Set down exactly the lines running from the line with "Type out the text in this image." to the end of the listing below, both ends included.

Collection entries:
-----

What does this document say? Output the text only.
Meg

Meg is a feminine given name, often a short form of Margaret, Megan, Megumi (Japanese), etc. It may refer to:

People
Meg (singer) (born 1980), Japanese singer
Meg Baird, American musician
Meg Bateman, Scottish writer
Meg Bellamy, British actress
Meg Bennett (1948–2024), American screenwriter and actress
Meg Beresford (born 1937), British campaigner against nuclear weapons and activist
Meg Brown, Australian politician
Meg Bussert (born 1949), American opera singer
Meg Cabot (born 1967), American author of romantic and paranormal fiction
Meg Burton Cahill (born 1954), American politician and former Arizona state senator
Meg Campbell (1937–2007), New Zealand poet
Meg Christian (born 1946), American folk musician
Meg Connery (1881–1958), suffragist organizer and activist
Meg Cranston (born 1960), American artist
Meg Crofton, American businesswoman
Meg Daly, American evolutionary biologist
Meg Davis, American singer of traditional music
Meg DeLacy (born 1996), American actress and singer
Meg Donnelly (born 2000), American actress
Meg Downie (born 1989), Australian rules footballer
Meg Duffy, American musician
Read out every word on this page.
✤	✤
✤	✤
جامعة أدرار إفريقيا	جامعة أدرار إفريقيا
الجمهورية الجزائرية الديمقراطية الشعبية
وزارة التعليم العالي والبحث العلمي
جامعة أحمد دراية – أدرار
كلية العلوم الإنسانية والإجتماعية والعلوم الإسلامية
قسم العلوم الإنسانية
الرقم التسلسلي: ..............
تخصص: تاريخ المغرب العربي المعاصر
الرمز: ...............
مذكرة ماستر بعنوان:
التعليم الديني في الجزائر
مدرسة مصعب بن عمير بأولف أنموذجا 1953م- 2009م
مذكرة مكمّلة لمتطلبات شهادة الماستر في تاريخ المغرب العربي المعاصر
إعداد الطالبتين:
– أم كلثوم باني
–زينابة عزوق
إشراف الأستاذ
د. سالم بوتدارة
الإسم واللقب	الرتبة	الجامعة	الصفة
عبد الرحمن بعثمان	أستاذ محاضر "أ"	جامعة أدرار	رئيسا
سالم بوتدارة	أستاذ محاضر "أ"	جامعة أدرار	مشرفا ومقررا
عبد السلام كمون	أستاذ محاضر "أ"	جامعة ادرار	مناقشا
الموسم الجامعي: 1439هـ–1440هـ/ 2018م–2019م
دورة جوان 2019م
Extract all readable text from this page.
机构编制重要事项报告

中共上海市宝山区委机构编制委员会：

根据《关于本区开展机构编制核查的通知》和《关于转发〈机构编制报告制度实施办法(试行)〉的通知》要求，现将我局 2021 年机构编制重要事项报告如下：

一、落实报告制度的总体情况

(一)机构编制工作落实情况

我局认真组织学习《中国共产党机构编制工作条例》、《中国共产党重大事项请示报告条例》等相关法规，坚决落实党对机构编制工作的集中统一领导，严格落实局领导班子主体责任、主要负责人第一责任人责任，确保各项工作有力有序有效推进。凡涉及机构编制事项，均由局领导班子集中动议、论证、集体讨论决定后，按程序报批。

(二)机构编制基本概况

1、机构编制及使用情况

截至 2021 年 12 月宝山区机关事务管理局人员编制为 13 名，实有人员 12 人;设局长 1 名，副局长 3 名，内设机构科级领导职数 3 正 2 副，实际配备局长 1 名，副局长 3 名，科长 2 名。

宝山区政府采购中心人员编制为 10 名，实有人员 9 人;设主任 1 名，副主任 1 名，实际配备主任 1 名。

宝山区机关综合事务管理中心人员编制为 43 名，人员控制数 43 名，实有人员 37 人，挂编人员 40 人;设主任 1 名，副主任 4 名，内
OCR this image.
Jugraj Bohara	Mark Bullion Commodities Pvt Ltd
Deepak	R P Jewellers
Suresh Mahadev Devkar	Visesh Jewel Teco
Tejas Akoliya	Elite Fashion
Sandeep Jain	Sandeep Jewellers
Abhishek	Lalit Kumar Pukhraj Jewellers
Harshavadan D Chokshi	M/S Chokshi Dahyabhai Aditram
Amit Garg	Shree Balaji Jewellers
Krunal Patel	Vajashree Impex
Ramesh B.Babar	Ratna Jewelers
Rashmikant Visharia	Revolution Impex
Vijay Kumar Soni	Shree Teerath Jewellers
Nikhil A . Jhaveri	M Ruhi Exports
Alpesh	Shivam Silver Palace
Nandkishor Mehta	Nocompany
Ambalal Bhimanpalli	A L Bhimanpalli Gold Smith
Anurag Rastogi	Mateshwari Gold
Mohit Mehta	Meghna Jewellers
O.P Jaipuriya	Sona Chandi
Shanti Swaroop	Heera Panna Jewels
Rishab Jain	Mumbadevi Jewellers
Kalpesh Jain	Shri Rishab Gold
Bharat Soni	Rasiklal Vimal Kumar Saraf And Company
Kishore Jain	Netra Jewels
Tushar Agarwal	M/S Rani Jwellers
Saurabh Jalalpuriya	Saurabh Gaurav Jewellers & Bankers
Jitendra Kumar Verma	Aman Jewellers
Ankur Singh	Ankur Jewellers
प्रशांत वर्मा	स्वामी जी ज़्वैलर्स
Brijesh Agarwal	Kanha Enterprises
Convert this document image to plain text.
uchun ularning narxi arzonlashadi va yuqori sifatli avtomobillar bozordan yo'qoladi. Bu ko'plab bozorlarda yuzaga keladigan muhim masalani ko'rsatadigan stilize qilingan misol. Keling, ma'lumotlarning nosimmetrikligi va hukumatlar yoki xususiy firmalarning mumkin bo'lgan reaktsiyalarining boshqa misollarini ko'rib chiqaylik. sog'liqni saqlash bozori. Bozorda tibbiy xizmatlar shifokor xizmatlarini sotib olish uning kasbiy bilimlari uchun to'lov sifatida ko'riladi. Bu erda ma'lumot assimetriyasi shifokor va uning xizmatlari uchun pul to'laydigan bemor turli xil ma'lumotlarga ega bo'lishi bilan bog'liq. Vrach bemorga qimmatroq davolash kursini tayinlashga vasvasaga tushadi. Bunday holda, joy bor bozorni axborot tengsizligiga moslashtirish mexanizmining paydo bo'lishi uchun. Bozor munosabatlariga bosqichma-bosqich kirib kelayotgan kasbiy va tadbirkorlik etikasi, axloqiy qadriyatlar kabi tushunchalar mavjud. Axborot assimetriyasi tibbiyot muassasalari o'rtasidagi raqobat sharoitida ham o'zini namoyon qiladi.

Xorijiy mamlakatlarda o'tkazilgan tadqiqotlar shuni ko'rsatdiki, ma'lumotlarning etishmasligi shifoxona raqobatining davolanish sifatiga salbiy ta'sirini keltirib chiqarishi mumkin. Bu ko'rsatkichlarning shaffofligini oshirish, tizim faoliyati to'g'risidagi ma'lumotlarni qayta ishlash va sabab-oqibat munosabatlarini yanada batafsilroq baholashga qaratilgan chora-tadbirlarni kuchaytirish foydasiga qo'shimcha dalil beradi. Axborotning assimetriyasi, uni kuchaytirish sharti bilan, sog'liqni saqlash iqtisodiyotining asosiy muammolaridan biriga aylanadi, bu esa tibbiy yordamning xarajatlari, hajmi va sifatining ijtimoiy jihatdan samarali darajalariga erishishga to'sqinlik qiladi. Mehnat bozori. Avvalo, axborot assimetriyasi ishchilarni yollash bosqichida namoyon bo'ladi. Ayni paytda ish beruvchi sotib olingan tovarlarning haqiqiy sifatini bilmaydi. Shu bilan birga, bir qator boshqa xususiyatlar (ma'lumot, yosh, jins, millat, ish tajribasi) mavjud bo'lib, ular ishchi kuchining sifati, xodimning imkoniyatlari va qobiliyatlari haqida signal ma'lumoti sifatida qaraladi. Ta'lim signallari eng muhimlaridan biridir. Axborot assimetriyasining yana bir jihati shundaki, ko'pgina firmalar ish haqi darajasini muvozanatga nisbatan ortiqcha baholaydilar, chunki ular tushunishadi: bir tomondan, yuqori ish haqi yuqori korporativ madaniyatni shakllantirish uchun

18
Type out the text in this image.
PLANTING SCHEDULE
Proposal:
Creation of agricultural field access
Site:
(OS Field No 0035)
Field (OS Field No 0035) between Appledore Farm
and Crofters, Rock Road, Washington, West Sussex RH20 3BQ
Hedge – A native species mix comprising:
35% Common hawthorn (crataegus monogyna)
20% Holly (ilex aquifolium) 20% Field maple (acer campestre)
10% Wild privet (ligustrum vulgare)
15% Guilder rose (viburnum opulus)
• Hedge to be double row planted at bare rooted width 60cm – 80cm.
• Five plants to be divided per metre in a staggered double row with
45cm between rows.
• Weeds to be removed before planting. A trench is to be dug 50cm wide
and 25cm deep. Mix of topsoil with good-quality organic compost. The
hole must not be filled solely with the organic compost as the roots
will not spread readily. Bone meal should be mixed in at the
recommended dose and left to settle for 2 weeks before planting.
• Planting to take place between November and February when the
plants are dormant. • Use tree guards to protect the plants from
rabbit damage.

-----

### Correct result
Type out the text in this image.
PLANTING SCHEDULE
Proposal:
Creation of agricultural field access
Site:
(OS Field No 0035)
Field (OS Field No 0035) between Appledore Farm
and Crofters, Rock Road, Washington, West Sussex RH20 3BQ
Hedge – A native species mix comprising:
35% Common hawthorn (crataegus monogyna)
20% Holly (ilex aquifolium) 20% Field maple (acer campestre)
10% Wild privet (ligustrum vulgare)
15% Guilder rose (viburnum opulus)
• Hedge to be double row planted at bare rooted width 60cm – 80cm.
• Five plants to be divided per metre in a staggered double row with
45cm between rows.
• Weeds to be removed before planting. A trench is to be dug 50cm wide
and 25cm deep. Mix of topsoil with good-quality organic compost. The
hole must not be filled solely with the organic compost as the roots
will not spread readily. Bone meal should be mixed in at the
recommended dose and left to settle for 2 weeks before planting.
• Planting to take place between November and February when the
plants are dormant. • Use tree guards to protect the plants from
rabbit damage.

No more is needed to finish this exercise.